# [What to do]
Skip every image and restate the data word for word.

Extracted records:

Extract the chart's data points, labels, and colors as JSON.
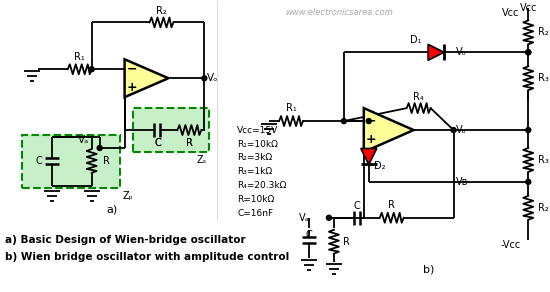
{
  "watermark": "www.electronicsarea.com",
  "bg_color": "#ffffff",
  "caption_a": "a) Basic Design of Wien-bridge oscillator",
  "caption_b": "b) Wien bridge oscillator with amplitude control",
  "opamp_fill": "#ffff99",
  "opamp_stroke": "#000000",
  "green_fill": "#c8f0c8",
  "green_stroke": "#008800",
  "red_fill": "#ff0000",
  "wire_color": "#000000"
}
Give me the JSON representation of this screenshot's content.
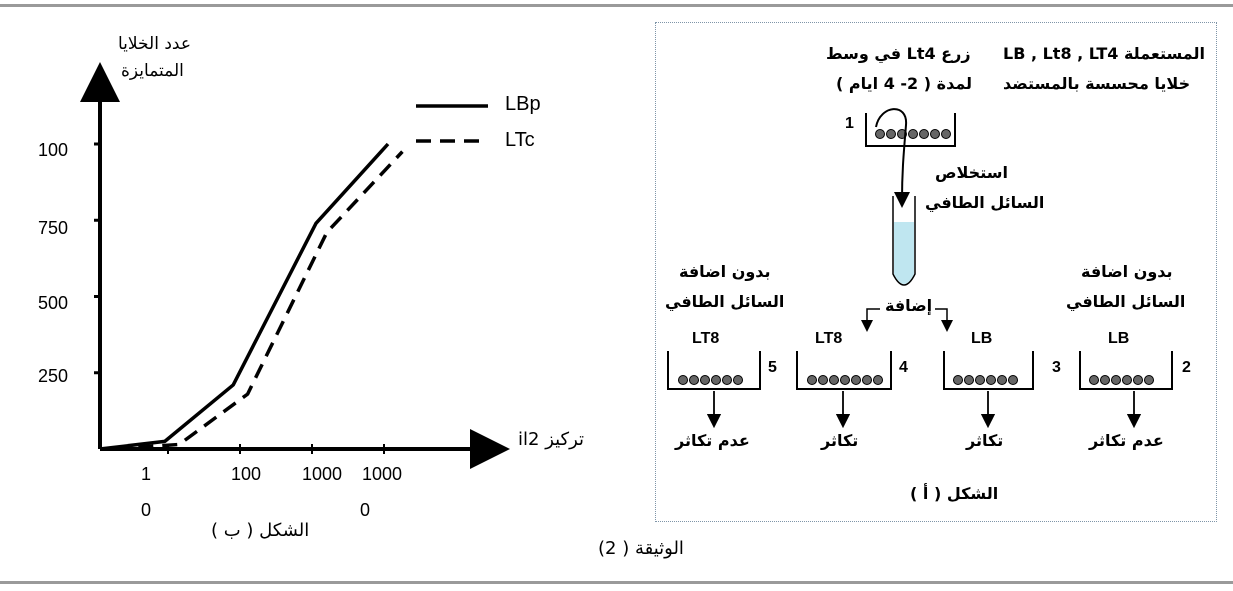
{
  "document_caption": "الوثيقة ( 2)",
  "figure_b": {
    "caption": "الشكل ( ب )",
    "y_label_line1": "عدد الخلايا",
    "y_label_line2": "المتمايزة",
    "x_label": "تركيز il2",
    "legend": [
      {
        "name": "LBp",
        "style": "solid"
      },
      {
        "name": "LTc",
        "style": "dashed"
      }
    ]
  },
  "chart_data": {
    "type": "line",
    "x_ticks": [
      {
        "line1": "1",
        "line2": "0"
      },
      {
        "line1": "100",
        "line2": ""
      },
      {
        "line1": "1000",
        "line2": ""
      },
      {
        "line1": "1000",
        "line2": "0"
      }
    ],
    "y_ticks": [
      "250",
      "500",
      "750",
      "100"
    ],
    "series": [
      {
        "name": "LBp",
        "style": "solid",
        "points": [
          [
            0,
            0
          ],
          [
            0.9,
            25
          ],
          [
            1.85,
            210
          ],
          [
            3.0,
            740
          ],
          [
            4.0,
            1000
          ]
        ]
      },
      {
        "name": "LTc",
        "style": "dashed",
        "points": [
          [
            0.2,
            0
          ],
          [
            1.1,
            15
          ],
          [
            2.05,
            180
          ],
          [
            3.15,
            710
          ],
          [
            4.2,
            975
          ]
        ]
      }
    ]
  },
  "figure_a": {
    "caption": "الشكل ( أ )",
    "header_line1": "LB , Lt8 , LT4 المستعملة",
    "header_line2": "خلايا محسسة بالمستضد",
    "culture_line1": "زرع Lt4 في وسط",
    "culture_line2": "لمدة ( 2- 4 ايام )",
    "extract_line1": "استخلاص",
    "extract_line2": "السائل الطافي",
    "addition": "إضافة",
    "without_left_line1": "بدون اضافة",
    "without_left_line2": "السائل الطافي",
    "without_right_line1": "بدون اضافة",
    "without_right_line2": "السائل الطافي",
    "dish1": {
      "number": "1"
    },
    "dishes": [
      {
        "number": "5",
        "label": "LT8",
        "result": "عدم تكاثر"
      },
      {
        "number": "4",
        "label": "LT8",
        "result": "تكاثر"
      },
      {
        "number": "3",
        "label": "LB",
        "result": "تكاثر"
      },
      {
        "number": "2",
        "label": "LB",
        "result": "عدم تكاثر"
      }
    ]
  }
}
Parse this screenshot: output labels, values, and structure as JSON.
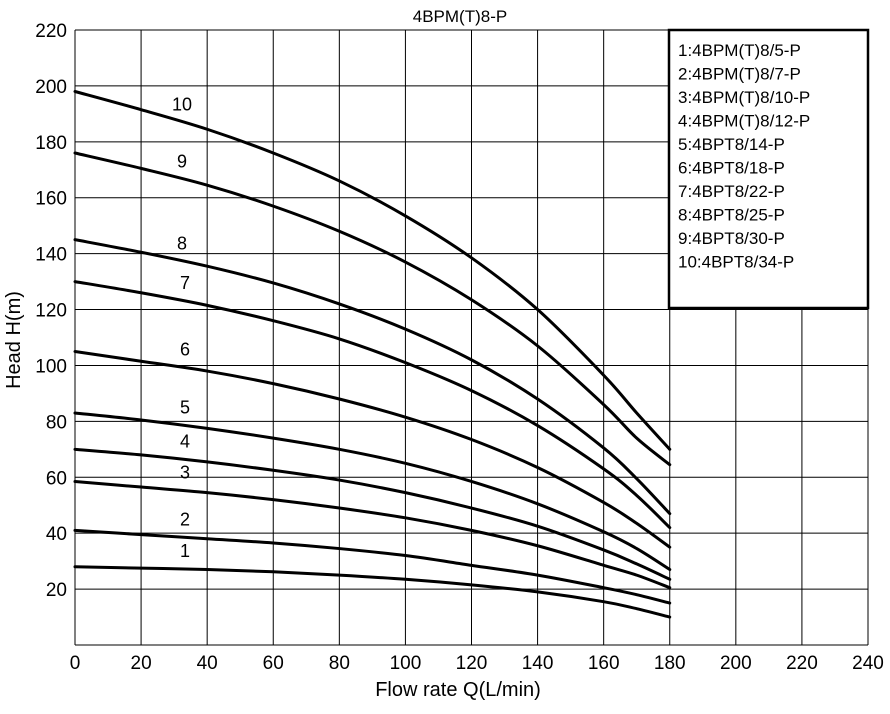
{
  "chart_data": {
    "type": "line",
    "title": "4BPM(T)8-P",
    "xlabel": "Flow rate Q(L/min)",
    "ylabel": "Head H(m)",
    "xlim": [
      0,
      240
    ],
    "ylim": [
      0,
      220
    ],
    "grid": true,
    "legend_position": "top-right",
    "x_ticks": [
      "0",
      "20",
      "40",
      "60",
      "80",
      "100",
      "120",
      "140",
      "160",
      "180",
      "200",
      "220",
      "240"
    ],
    "y_ticks": [
      "20",
      "40",
      "60",
      "80",
      "100",
      "120",
      "140",
      "160",
      "180",
      "200",
      "220"
    ],
    "x": [
      0,
      20,
      40,
      60,
      80,
      100,
      120,
      140,
      160,
      170,
      180
    ],
    "series": [
      {
        "name": "1:4BPM(T)8/5-P",
        "label": "1",
        "values": [
          28,
          27.5,
          27,
          26.2,
          25,
          23.5,
          21.5,
          19,
          15.5,
          13,
          10
        ]
      },
      {
        "name": "2:4BPM(T)8/7-P",
        "label": "2",
        "values": [
          41,
          39.5,
          38,
          36.5,
          34.5,
          32,
          28.5,
          25,
          20.5,
          18,
          15
        ]
      },
      {
        "name": "3:4BPM(T)8/10-P",
        "label": "3",
        "values": [
          58.5,
          56.5,
          54.5,
          52,
          49,
          45.5,
          41,
          35.5,
          28.5,
          25,
          20.5
        ]
      },
      {
        "name": "4:4BPM(T)8/12-P",
        "label": "4",
        "values": [
          70,
          68,
          65.5,
          62.5,
          59,
          54.5,
          49,
          42.5,
          34,
          29,
          23.5
        ]
      },
      {
        "name": "5:4BPT8/14-P",
        "label": "5",
        "values": [
          83,
          80.5,
          77.5,
          74,
          70,
          65,
          58.5,
          50.5,
          40.5,
          34.5,
          27
        ]
      },
      {
        "name": "6:4BPT8/18-P",
        "label": "6",
        "values": [
          105,
          101.5,
          98,
          93.5,
          88,
          81.5,
          73.5,
          63.5,
          51,
          43.5,
          35
        ]
      },
      {
        "name": "7:4BPT8/22-P",
        "label": "7",
        "values": [
          130,
          126,
          121.5,
          116,
          109.5,
          101,
          91,
          78.5,
          63,
          53.5,
          42
        ]
      },
      {
        "name": "8:4BPT8/25-P",
        "label": "8",
        "values": [
          145,
          140.5,
          135.5,
          129.5,
          122,
          113,
          102,
          88,
          70.5,
          59.5,
          47
        ]
      },
      {
        "name": "9:4BPT8/30-P",
        "label": "9",
        "values": [
          176,
          170.5,
          164.5,
          157,
          148,
          137,
          123.5,
          107,
          86,
          74,
          64.5
        ]
      },
      {
        "name": "10:4BPT8/34-P",
        "label": "10",
        "values": [
          198,
          191.5,
          184.5,
          176,
          166,
          153.5,
          138.5,
          120,
          96.5,
          83,
          70
        ]
      }
    ]
  }
}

# [Written solution]
Extract the chart's data points, labels, and colors as JSON.
{
  "watermark": "www.electronicsarea.com",
  "bg_color": "#ffffff",
  "caption_a": "a) Basic Design of Wien-bridge oscillator",
  "caption_b": "b) Wien bridge oscillator with amplitude control",
  "opamp_fill": "#ffff99",
  "opamp_stroke": "#000000",
  "green_fill": "#c8f0c8",
  "green_stroke": "#008800",
  "red_fill": "#ff0000",
  "wire_color": "#000000"
}
Give me the JSON representation of this screenshot's content.
{
  "document_caption": "الوثيقة ( 2)",
  "figure_b": {
    "caption": "الشكل ( ب )",
    "y_label_line1": "عدد الخلايا",
    "y_label_line2": "المتمايزة",
    "x_label": "تركيز il2",
    "legend": [
      {
        "name": "LBp",
        "style": "solid"
      },
      {
        "name": "LTc",
        "style": "dashed"
      }
    ]
  },
  "chart_data": {
    "type": "line",
    "x_ticks": [
      {
        "line1": "1",
        "line2": "0"
      },
      {
        "line1": "100",
        "line2": ""
      },
      {
        "line1": "1000",
        "line2": ""
      },
      {
        "line1": "1000",
        "line2": "0"
      }
    ],
    "y_ticks": [
      "250",
      "500",
      "750",
      "100"
    ],
    "series": [
      {
        "name": "LBp",
        "style": "solid",
        "points": [
          [
            0,
            0
          ],
          [
            0.9,
            25
          ],
          [
            1.85,
            210
          ],
          [
            3.0,
            740
          ],
          [
            4.0,
            1000
          ]
        ]
      },
      {
        "name": "LTc",
        "style": "dashed",
        "points": [
          [
            0.2,
            0
          ],
          [
            1.1,
            15
          ],
          [
            2.05,
            180
          ],
          [
            3.15,
            710
          ],
          [
            4.2,
            975
          ]
        ]
      }
    ]
  },
  "figure_a": {
    "caption": "الشكل ( أ )",
    "header_line1": "LB , Lt8 , LT4 المستعملة",
    "header_line2": "خلايا محسسة بالمستضد",
    "culture_line1": "زرع Lt4 في وسط",
    "culture_line2": "لمدة ( 2- 4 ايام )",
    "extract_line1": "استخلاص",
    "extract_line2": "السائل الطافي",
    "addition": "إضافة",
    "without_left_line1": "بدون اضافة",
    "without_left_line2": "السائل الطافي",
    "without_right_line1": "بدون اضافة",
    "without_right_line2": "السائل الطافي",
    "dish1": {
      "number": "1"
    },
    "dishes": [
      {
        "number": "5",
        "label": "LT8",
        "result": "عدم تكاثر"
      },
      {
        "number": "4",
        "label": "LT8",
        "result": "تكاثر"
      },
      {
        "number": "3",
        "label": "LB",
        "result": "تكاثر"
      },
      {
        "number": "2",
        "label": "LB",
        "result": "عدم تكاثر"
      }
    ]
  }
}
Parse this screenshot: output labels, values, and structure as JSON.
{
  "chart_data": {
    "type": "line",
    "title": "4BPM(T)8-P",
    "xlabel": "Flow rate Q(L/min)",
    "ylabel": "Head H(m)",
    "xlim": [
      0,
      240
    ],
    "ylim": [
      0,
      220
    ],
    "grid": true,
    "legend_position": "top-right",
    "x_ticks": [
      "0",
      "20",
      "40",
      "60",
      "80",
      "100",
      "120",
      "140",
      "160",
      "180",
      "200",
      "220",
      "240"
    ],
    "y_ticks": [
      "20",
      "40",
      "60",
      "80",
      "100",
      "120",
      "140",
      "160",
      "180",
      "200",
      "220"
    ],
    "x": [
      0,
      20,
      40,
      60,
      80,
      100,
      120,
      140,
      160,
      170,
      180
    ],
    "series": [
      {
        "name": "1:4BPM(T)8/5-P",
        "label": "1",
        "values": [
          28,
          27.5,
          27,
          26.2,
          25,
          23.5,
          21.5,
          19,
          15.5,
          13,
          10
        ]
      },
      {
        "name": "2:4BPM(T)8/7-P",
        "label": "2",
        "values": [
          41,
          39.5,
          38,
          36.5,
          34.5,
          32,
          28.5,
          25,
          20.5,
          18,
          15
        ]
      },
      {
        "name": "3:4BPM(T)8/10-P",
        "label": "3",
        "values": [
          58.5,
          56.5,
          54.5,
          52,
          49,
          45.5,
          41,
          35.5,
          28.5,
          25,
          20.5
        ]
      },
      {
        "name": "4:4BPM(T)8/12-P",
        "label": "4",
        "values": [
          70,
          68,
          65.5,
          62.5,
          59,
          54.5,
          49,
          42.5,
          34,
          29,
          23.5
        ]
      },
      {
        "name": "5:4BPT8/14-P",
        "label": "5",
        "values": [
          83,
          80.5,
          77.5,
          74,
          70,
          65,
          58.5,
          50.5,
          40.5,
          34.5,
          27
        ]
      },
      {
        "name": "6:4BPT8/18-P",
        "label": "6",
        "values": [
          105,
          101.5,
          98,
          93.5,
          88,
          81.5,
          73.5,
          63.5,
          51,
          43.5,
          35
        ]
      },
      {
        "name": "7:4BPT8/22-P",
        "label": "7",
        "values": [
          130,
          126,
          121.5,
          116,
          109.5,
          101,
          91,
          78.5,
          63,
          53.5,
          42
        ]
      },
      {
        "name": "8:4BPT8/25-P",
        "label": "8",
        "values": [
          145,
          140.5,
          135.5,
          129.5,
          122,
          113,
          102,
          88,
          70.5,
          59.5,
          47
        ]
      },
      {
        "name": "9:4BPT8/30-P",
        "label": "9",
        "values": [
          176,
          170.5,
          164.5,
          157,
          148,
          137,
          123.5,
          107,
          86,
          74,
          64.5
        ]
      },
      {
        "name": "10:4BPT8/34-P",
        "label": "10",
        "values": [
          198,
          191.5,
          184.5,
          176,
          166,
          153.5,
          138.5,
          120,
          96.5,
          83,
          70
        ]
      }
    ]
  }
}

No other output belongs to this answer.